(THE RECORDS)

------------------------------------------------

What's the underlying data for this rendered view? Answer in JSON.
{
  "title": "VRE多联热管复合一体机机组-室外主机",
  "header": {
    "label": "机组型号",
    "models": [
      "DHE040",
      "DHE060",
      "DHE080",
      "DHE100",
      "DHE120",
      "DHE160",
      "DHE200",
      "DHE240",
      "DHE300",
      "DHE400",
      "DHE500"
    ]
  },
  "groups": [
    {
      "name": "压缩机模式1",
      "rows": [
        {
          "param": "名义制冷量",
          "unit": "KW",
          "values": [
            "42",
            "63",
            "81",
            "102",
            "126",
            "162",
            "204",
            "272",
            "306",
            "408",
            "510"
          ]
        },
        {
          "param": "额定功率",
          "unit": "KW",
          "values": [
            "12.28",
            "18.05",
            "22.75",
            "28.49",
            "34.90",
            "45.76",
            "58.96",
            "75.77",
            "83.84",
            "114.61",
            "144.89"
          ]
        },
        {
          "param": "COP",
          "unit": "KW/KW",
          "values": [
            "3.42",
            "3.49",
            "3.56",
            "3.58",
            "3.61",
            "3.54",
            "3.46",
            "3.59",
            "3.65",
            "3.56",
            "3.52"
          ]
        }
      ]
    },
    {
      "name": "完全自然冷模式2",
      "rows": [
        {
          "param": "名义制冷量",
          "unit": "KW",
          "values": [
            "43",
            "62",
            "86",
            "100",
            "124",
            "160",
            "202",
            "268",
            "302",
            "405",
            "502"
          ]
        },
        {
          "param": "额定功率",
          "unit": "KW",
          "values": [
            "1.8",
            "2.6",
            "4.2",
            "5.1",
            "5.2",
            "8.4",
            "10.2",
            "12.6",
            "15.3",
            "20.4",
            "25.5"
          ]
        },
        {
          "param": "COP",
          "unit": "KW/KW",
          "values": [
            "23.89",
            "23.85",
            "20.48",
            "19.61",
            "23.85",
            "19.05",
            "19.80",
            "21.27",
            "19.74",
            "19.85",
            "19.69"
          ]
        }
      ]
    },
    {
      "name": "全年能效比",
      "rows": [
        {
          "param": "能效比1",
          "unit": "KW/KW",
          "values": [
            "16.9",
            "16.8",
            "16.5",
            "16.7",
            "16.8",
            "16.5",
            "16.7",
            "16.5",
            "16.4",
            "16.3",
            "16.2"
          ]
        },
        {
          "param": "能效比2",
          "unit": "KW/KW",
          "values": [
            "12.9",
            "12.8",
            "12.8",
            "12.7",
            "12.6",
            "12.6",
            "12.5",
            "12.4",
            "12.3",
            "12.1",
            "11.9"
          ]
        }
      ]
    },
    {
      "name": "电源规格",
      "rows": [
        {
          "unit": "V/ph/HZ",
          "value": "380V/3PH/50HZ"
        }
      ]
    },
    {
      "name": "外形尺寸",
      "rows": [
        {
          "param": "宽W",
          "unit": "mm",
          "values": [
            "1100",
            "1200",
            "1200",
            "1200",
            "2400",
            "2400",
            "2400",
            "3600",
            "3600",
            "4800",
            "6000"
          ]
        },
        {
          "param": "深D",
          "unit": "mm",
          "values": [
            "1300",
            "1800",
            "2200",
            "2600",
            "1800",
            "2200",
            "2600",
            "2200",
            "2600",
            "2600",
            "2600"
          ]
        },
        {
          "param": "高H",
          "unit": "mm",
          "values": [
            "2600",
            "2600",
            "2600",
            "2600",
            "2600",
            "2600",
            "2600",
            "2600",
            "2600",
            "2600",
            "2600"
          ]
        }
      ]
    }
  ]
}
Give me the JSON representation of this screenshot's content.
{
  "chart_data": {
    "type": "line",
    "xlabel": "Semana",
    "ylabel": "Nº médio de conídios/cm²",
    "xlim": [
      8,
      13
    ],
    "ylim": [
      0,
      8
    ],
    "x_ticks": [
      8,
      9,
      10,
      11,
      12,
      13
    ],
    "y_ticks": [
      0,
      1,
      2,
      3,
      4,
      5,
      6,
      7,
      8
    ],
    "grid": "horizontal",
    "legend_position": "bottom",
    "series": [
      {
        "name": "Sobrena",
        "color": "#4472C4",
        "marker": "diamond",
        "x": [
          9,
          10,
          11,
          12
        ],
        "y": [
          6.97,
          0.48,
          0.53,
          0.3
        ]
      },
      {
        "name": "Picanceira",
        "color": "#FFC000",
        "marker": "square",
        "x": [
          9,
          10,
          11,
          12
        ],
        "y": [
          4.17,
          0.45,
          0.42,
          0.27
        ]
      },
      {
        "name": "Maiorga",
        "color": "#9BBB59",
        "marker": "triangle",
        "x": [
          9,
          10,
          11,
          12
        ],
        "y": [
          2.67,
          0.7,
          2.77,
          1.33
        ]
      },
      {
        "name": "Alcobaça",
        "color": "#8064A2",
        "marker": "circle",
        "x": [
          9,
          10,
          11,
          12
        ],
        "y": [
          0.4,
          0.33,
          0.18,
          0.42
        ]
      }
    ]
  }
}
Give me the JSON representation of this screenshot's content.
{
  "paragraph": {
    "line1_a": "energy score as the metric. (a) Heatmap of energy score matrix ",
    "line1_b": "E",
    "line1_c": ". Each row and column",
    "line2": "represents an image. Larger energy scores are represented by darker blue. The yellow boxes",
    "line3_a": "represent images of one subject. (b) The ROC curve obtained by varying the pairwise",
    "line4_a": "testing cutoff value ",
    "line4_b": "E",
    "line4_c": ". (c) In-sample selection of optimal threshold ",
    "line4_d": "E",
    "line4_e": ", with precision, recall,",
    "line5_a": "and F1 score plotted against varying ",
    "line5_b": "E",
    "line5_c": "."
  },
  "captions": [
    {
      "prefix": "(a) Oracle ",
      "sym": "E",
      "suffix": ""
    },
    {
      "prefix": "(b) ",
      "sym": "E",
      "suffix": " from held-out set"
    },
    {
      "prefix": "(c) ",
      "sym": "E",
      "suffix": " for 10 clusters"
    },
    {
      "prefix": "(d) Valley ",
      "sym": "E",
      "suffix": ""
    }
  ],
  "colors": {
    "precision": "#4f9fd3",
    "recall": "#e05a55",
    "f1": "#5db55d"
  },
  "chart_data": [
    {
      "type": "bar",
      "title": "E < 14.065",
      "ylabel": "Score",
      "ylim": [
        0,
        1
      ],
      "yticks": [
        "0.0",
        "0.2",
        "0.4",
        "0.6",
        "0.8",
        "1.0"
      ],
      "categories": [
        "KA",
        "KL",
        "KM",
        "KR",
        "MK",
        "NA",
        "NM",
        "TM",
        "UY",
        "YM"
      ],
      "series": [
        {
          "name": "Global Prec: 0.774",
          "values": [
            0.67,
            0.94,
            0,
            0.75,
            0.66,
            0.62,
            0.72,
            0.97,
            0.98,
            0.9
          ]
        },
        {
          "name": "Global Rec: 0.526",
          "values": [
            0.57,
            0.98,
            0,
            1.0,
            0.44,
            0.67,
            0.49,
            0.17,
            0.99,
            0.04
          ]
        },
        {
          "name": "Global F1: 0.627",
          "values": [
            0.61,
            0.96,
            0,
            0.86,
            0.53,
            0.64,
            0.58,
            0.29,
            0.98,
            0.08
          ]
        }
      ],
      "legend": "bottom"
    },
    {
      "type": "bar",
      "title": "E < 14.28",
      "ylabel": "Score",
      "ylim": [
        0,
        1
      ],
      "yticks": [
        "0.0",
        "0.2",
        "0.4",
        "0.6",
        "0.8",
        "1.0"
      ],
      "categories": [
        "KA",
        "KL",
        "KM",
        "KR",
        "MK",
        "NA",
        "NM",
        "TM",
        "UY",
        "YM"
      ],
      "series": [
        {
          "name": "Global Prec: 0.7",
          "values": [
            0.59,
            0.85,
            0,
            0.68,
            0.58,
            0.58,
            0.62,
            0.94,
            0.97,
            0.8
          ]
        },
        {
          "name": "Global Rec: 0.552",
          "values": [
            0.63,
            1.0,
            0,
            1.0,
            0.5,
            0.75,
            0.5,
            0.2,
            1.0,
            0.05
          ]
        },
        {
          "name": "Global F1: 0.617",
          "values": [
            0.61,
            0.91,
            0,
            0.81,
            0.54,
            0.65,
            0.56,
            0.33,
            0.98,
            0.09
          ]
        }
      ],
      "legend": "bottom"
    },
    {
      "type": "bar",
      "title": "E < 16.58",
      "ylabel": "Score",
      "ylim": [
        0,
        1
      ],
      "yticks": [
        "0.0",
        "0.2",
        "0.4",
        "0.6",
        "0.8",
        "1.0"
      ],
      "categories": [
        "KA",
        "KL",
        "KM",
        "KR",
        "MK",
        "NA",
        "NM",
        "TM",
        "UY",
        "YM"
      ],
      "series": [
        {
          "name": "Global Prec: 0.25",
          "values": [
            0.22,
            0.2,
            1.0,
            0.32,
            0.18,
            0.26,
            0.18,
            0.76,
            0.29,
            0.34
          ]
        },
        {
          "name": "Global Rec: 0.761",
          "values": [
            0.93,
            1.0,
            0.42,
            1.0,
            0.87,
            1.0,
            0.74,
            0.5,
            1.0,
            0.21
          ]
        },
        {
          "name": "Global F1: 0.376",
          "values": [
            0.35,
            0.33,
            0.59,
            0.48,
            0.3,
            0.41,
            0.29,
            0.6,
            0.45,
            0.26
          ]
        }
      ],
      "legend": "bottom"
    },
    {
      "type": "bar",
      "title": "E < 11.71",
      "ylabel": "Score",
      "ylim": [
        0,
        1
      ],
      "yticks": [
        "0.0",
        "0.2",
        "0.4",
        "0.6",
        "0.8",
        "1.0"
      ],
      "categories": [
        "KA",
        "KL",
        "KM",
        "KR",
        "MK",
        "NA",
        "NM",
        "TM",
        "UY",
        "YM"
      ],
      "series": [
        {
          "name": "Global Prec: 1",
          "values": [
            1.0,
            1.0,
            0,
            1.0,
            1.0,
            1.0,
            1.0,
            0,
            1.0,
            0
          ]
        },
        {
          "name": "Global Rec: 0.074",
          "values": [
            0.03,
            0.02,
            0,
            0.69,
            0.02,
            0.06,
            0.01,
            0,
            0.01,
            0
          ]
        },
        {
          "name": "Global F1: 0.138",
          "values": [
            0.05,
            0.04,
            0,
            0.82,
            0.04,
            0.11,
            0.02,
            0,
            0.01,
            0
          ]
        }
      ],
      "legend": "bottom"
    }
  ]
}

------------------------------------------------

(TASK DIRECTIONS) Each line of the material that holds the string "precision" counts once; give the total alone.

(ANSWER TO THIS EXERCISE) 2